+++ Input material +++

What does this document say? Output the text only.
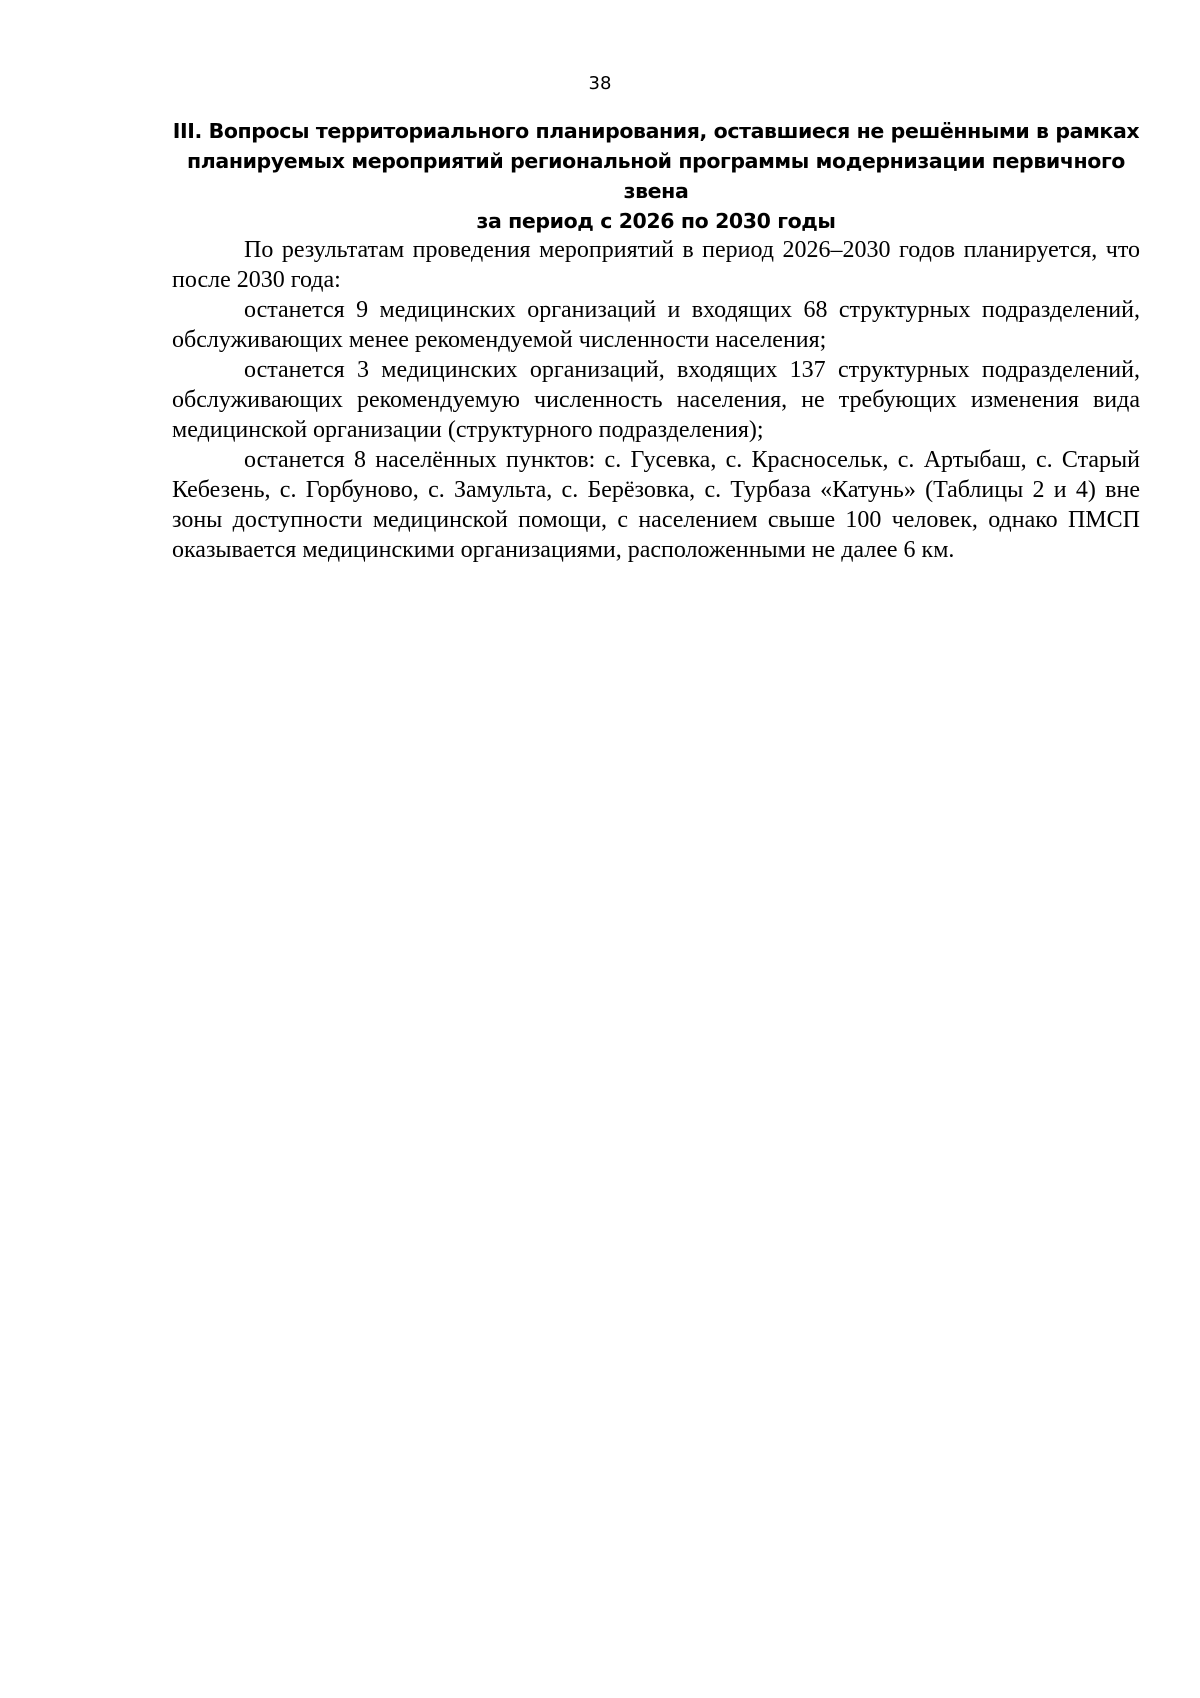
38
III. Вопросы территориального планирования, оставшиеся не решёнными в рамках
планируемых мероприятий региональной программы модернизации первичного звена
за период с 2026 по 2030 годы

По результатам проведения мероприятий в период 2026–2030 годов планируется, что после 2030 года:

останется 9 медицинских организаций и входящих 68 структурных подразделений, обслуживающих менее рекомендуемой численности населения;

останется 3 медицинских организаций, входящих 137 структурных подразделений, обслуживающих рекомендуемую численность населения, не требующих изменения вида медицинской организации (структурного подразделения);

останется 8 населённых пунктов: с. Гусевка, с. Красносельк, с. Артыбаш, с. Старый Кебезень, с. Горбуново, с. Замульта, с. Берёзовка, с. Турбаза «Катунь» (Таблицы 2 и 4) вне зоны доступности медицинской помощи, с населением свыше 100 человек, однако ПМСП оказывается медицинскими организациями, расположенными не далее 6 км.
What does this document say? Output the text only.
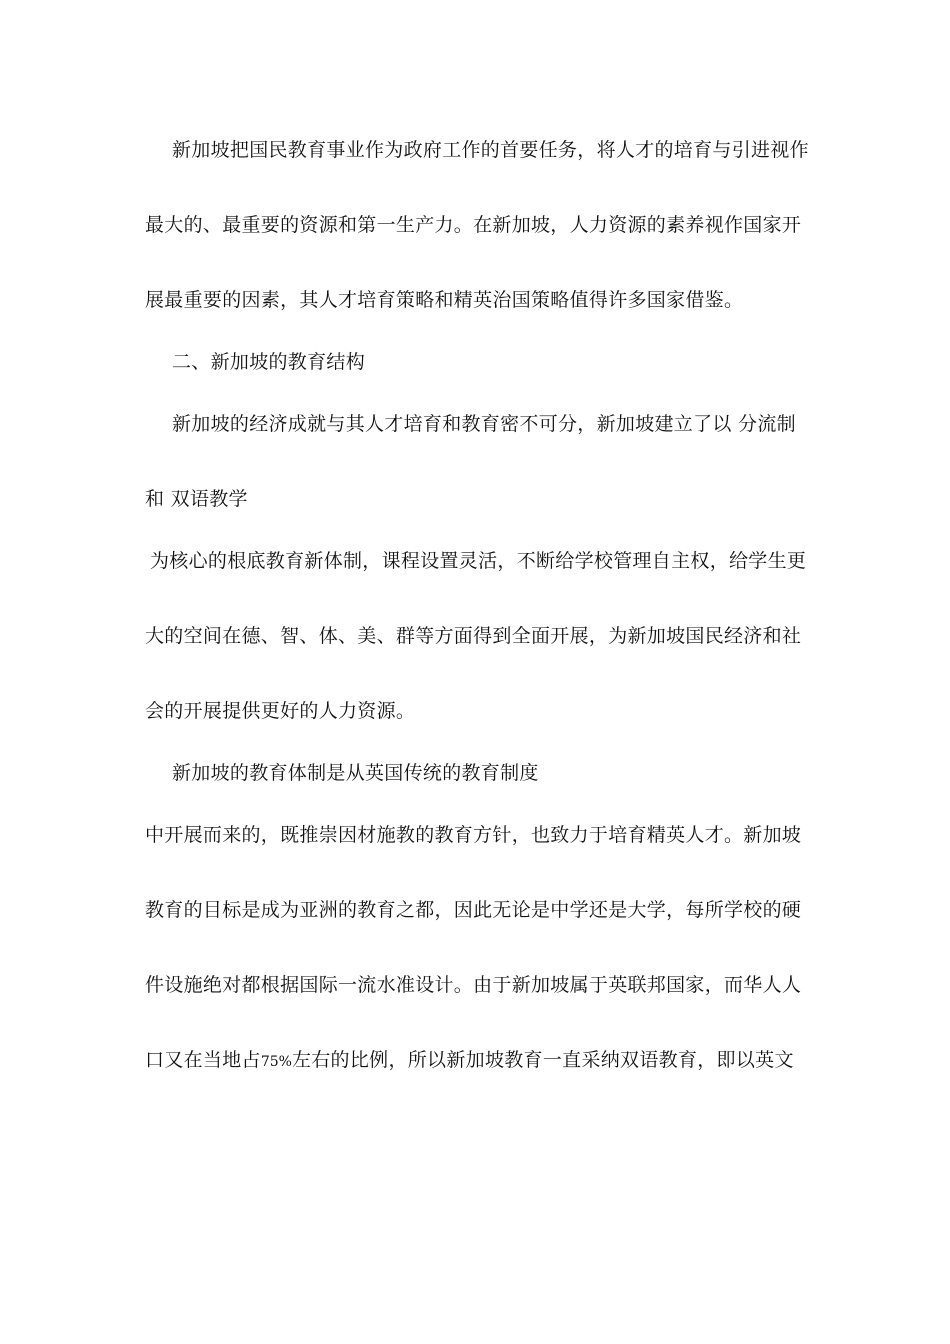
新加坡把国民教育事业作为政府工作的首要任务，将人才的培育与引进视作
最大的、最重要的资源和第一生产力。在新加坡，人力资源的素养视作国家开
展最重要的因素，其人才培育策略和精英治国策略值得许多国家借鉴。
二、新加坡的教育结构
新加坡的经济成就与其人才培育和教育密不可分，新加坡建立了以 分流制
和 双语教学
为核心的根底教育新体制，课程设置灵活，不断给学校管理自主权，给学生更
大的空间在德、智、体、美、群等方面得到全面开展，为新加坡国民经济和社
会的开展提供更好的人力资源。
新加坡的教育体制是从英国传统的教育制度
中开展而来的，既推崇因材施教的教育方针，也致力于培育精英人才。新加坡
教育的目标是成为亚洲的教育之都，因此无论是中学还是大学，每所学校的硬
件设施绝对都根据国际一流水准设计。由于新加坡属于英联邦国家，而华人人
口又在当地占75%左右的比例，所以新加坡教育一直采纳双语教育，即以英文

+++
+++ Input material +++

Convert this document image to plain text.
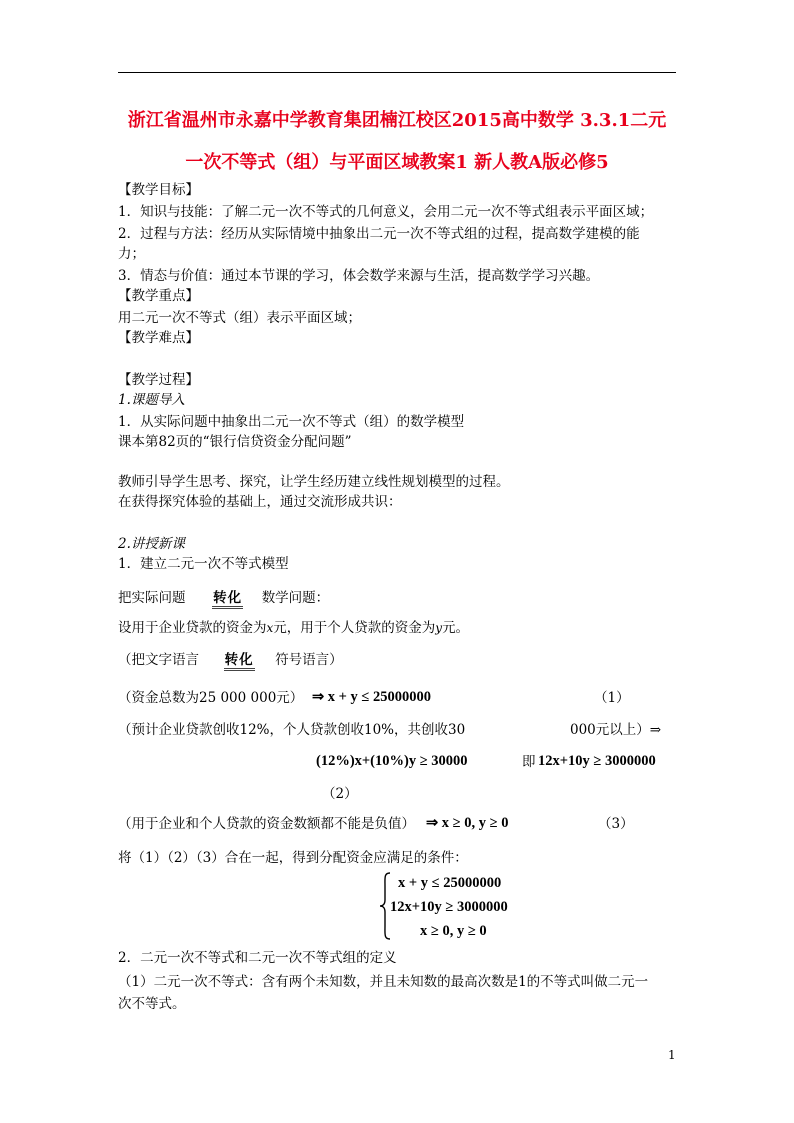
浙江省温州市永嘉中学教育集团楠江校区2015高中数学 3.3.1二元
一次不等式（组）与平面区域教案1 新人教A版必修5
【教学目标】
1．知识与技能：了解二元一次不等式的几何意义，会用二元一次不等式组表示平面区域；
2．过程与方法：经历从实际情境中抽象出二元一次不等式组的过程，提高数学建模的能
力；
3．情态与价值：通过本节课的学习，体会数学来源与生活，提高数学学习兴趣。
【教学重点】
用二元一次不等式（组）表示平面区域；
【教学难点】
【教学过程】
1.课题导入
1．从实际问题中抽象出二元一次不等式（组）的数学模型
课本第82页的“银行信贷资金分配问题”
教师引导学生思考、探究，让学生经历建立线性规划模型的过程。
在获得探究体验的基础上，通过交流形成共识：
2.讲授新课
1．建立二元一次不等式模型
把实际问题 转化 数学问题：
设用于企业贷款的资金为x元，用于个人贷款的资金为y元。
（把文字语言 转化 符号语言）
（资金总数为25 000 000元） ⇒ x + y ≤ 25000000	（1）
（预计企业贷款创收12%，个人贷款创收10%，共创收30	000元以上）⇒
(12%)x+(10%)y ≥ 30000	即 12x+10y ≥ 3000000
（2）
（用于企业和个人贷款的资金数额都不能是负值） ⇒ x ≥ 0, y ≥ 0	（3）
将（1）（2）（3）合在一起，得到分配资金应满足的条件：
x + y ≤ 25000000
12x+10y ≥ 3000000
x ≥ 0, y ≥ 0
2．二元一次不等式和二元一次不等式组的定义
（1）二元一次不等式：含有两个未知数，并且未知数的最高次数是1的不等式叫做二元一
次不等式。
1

+++

- Description of the task: Copy out every line of the data that includes the word "организаций".

- Output of the task:
останется 9 медицинских организаций и входящих 68 структурных подразделений, обслуживающих менее рекомендуемой численности населения;
останется 3 медицинских организаций, входящих 137 структурных подразделений, обслуживающих рекомендуемую численность населения, не требующих изменения вида медицинской организации (структурного подразделения);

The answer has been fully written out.